[START Stored rows]

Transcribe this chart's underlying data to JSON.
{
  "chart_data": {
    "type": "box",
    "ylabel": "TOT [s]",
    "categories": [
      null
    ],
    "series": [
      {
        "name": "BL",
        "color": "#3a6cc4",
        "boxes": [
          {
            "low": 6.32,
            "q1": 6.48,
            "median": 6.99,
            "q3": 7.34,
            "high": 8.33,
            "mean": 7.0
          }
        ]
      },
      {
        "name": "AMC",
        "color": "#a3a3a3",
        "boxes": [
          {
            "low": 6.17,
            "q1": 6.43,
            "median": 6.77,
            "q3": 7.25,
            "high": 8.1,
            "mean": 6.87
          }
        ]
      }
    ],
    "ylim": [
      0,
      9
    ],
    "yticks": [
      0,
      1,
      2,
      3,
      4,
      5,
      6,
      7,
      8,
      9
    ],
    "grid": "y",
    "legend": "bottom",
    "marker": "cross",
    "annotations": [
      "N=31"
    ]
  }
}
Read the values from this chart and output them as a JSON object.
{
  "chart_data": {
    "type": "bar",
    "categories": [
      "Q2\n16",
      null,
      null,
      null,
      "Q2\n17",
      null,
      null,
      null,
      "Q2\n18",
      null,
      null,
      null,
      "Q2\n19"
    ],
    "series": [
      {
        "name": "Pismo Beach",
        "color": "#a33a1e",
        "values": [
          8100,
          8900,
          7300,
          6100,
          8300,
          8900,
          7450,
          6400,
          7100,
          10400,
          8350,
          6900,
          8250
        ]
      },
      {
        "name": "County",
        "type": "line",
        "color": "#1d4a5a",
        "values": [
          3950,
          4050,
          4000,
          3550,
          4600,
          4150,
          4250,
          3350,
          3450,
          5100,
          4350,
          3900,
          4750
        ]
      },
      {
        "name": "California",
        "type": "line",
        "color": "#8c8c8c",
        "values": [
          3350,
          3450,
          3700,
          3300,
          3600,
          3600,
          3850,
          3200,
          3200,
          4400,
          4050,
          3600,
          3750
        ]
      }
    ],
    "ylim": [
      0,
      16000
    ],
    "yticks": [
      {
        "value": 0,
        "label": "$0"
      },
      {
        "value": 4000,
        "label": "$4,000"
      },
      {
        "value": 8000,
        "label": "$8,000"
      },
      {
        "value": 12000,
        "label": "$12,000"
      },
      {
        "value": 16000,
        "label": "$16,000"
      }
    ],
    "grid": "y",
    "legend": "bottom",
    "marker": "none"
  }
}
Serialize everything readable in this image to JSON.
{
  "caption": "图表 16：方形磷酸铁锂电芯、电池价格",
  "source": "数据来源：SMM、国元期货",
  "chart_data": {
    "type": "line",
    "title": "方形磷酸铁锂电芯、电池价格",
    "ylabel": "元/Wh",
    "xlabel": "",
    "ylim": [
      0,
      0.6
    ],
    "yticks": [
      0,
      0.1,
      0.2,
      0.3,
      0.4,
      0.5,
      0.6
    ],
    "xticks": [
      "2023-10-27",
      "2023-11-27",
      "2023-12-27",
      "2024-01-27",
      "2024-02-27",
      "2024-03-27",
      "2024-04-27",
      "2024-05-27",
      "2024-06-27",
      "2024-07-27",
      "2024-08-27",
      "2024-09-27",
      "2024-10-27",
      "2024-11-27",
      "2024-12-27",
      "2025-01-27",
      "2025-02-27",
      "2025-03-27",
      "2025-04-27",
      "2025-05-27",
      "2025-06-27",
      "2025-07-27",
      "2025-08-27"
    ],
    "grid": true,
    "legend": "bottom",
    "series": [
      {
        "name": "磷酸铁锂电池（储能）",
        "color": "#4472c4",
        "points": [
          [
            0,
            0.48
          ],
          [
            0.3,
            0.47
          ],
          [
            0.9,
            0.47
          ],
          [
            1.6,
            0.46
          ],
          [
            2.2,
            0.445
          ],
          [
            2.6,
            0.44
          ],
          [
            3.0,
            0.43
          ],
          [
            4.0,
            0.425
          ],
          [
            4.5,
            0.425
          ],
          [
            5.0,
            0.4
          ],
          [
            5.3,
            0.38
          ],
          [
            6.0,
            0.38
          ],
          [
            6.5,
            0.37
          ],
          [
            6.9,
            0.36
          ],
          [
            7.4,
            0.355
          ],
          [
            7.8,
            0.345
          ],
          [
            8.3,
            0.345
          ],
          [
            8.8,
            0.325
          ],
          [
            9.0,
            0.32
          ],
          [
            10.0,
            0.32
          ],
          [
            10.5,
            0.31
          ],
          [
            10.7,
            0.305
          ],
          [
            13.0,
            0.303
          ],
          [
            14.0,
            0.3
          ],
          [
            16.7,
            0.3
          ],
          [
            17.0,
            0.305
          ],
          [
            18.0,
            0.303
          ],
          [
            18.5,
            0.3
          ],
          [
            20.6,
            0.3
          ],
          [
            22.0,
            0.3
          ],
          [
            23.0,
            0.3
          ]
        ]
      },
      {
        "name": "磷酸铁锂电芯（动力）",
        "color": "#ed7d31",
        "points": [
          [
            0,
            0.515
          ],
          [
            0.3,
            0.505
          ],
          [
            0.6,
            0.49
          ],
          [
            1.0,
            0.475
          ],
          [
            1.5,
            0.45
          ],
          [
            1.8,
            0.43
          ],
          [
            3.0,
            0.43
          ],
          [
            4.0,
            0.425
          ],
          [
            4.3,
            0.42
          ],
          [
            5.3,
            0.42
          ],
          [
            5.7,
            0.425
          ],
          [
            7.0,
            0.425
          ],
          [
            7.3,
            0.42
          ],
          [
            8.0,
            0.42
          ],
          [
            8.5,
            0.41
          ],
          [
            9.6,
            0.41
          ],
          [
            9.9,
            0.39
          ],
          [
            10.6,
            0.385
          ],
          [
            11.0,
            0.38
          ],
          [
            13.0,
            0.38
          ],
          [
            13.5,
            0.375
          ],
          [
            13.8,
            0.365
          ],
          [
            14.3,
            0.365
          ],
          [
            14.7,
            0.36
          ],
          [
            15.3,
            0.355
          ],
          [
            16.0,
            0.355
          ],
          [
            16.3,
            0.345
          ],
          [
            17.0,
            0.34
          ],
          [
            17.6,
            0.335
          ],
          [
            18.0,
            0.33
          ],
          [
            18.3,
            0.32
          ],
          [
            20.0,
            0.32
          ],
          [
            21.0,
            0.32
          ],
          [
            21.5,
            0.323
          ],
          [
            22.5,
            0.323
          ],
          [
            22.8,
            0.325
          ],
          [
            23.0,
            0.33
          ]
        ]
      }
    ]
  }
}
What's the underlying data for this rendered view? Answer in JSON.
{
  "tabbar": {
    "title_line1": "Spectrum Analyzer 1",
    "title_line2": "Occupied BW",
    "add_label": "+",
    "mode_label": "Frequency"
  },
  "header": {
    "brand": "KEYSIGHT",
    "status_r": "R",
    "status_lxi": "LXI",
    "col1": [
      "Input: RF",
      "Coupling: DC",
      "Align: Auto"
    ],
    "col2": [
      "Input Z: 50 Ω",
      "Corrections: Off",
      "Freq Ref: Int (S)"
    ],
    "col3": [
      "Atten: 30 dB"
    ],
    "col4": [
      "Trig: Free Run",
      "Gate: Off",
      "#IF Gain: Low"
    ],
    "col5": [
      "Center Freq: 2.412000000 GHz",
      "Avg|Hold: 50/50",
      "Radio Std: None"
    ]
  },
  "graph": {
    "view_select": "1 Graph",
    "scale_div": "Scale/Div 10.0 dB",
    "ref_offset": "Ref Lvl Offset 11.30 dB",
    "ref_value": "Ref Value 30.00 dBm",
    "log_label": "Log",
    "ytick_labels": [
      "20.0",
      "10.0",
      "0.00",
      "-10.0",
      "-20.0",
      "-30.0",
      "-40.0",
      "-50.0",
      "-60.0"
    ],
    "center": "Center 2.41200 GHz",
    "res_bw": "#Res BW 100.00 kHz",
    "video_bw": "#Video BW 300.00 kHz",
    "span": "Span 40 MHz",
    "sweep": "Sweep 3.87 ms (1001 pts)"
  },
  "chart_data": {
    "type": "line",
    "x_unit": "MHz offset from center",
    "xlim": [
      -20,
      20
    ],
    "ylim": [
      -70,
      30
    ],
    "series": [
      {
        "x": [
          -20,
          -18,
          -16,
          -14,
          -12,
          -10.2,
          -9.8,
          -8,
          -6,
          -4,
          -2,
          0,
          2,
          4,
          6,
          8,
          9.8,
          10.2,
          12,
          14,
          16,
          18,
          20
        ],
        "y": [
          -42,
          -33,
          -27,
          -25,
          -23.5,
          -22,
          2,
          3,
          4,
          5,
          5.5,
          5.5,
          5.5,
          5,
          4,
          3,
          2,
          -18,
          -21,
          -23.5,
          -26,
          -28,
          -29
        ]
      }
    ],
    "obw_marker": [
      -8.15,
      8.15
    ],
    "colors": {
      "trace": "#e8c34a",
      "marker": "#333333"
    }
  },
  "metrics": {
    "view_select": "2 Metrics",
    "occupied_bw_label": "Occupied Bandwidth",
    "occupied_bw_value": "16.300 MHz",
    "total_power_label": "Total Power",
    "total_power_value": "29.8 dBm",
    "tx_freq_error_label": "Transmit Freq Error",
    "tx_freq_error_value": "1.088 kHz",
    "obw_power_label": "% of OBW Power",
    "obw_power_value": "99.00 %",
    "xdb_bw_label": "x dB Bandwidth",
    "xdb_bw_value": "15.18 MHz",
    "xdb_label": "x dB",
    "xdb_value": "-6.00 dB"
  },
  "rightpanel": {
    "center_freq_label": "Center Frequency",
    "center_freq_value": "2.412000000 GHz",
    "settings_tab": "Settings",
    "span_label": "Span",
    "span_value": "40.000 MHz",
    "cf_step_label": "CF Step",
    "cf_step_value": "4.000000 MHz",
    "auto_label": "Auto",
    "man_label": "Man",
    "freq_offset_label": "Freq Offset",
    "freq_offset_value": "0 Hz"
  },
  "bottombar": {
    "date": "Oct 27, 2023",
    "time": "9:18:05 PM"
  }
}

[END Stored rows]

• _Required task_
Search the preceding listing for "方形磷酸铁锂电芯" and extract every line where it is found.

• _Completed exercise_
  "caption": "图表 16：方形磷酸铁锂电芯、电池价格",
    "title": "方形磷酸铁锂电芯、电池价格",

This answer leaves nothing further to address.